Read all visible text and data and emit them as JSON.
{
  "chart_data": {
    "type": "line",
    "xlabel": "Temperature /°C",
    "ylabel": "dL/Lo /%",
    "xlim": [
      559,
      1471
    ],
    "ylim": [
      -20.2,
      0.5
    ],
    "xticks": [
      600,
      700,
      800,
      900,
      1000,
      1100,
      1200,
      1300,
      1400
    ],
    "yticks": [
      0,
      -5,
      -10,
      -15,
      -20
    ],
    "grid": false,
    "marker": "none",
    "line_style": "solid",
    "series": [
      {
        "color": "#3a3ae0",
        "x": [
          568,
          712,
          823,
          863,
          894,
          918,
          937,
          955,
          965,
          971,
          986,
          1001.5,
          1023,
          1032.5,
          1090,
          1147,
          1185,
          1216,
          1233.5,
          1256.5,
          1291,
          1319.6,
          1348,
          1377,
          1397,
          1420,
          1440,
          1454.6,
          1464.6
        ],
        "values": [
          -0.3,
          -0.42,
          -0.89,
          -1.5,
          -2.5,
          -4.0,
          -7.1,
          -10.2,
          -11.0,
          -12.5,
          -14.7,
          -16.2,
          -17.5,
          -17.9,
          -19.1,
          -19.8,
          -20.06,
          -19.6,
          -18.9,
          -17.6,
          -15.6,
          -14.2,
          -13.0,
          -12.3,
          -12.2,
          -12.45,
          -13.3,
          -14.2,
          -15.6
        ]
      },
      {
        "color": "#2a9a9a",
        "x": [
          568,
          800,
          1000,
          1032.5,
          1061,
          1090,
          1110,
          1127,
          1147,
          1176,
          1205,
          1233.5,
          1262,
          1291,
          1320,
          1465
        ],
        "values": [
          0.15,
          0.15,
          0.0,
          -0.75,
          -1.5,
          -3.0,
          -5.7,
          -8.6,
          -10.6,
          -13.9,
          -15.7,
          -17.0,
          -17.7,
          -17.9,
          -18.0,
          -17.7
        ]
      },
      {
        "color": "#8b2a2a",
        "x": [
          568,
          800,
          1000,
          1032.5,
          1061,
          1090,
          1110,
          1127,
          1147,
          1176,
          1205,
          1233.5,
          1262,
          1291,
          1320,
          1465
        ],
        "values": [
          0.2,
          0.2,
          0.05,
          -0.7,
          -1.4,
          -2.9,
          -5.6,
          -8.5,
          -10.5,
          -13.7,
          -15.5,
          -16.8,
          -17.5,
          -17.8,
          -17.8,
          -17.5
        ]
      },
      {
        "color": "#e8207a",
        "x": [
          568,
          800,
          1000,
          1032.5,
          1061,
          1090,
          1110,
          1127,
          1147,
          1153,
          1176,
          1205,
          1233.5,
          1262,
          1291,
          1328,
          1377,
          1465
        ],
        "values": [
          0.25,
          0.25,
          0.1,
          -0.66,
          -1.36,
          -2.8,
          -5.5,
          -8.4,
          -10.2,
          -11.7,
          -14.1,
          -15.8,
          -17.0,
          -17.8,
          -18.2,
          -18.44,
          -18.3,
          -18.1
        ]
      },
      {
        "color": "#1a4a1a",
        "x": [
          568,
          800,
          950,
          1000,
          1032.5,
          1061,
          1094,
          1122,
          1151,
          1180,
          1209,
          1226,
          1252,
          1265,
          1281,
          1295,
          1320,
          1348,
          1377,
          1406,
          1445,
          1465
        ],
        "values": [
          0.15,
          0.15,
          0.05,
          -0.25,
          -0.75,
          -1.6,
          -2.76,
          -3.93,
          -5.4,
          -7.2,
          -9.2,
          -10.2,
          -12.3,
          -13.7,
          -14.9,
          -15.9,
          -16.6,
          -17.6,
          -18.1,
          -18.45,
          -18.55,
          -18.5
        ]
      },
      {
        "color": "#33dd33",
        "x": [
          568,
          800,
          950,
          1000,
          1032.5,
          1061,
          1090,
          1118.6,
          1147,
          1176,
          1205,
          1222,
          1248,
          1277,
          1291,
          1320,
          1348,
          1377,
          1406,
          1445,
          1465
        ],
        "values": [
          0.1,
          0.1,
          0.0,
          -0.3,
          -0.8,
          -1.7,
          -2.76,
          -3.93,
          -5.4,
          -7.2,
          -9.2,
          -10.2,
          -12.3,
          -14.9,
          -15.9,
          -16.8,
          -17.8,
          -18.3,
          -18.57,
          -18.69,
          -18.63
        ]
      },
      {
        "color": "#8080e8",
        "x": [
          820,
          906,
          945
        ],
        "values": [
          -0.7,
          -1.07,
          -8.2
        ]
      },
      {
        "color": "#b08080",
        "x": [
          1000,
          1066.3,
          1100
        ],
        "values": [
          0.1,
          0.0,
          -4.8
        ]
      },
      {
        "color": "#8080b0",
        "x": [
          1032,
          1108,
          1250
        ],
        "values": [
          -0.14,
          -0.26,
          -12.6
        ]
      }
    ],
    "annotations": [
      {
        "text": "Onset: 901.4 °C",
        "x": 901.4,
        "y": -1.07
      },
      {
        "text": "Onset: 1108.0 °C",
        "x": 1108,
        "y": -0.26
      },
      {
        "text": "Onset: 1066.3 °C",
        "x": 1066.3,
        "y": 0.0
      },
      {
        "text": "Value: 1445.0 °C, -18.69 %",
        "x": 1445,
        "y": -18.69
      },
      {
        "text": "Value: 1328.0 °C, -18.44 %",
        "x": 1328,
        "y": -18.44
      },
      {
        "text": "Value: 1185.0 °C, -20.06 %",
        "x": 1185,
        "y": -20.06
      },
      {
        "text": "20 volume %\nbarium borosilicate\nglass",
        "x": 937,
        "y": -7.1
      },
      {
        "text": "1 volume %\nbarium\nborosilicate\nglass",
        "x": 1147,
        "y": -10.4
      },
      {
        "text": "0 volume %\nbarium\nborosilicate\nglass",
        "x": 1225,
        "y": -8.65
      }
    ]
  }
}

### What is required
Read through the lines above and collect those that contain the string "text".

### Complete answer
Read all visible text and data and emit them as JSON.
        "text": "Onset: 901.4 °C",
        "text": "Onset: 1108.0 °C",
        "text": "Onset: 1066.3 °C",
        "text": "Value: 1445.0 °C, -18.69 %",
        "text": "Value: 1328.0 °C, -18.44 %",
        "text": "Value: 1185.0 °C, -20.06 %",
        "text": "20 volume %\nbarium borosilicate\nglass",
        "text": "1 volume %\nbarium\nborosilicate\nglass",
        "text": "0 volume %\nbarium\nborosilicate\nglass",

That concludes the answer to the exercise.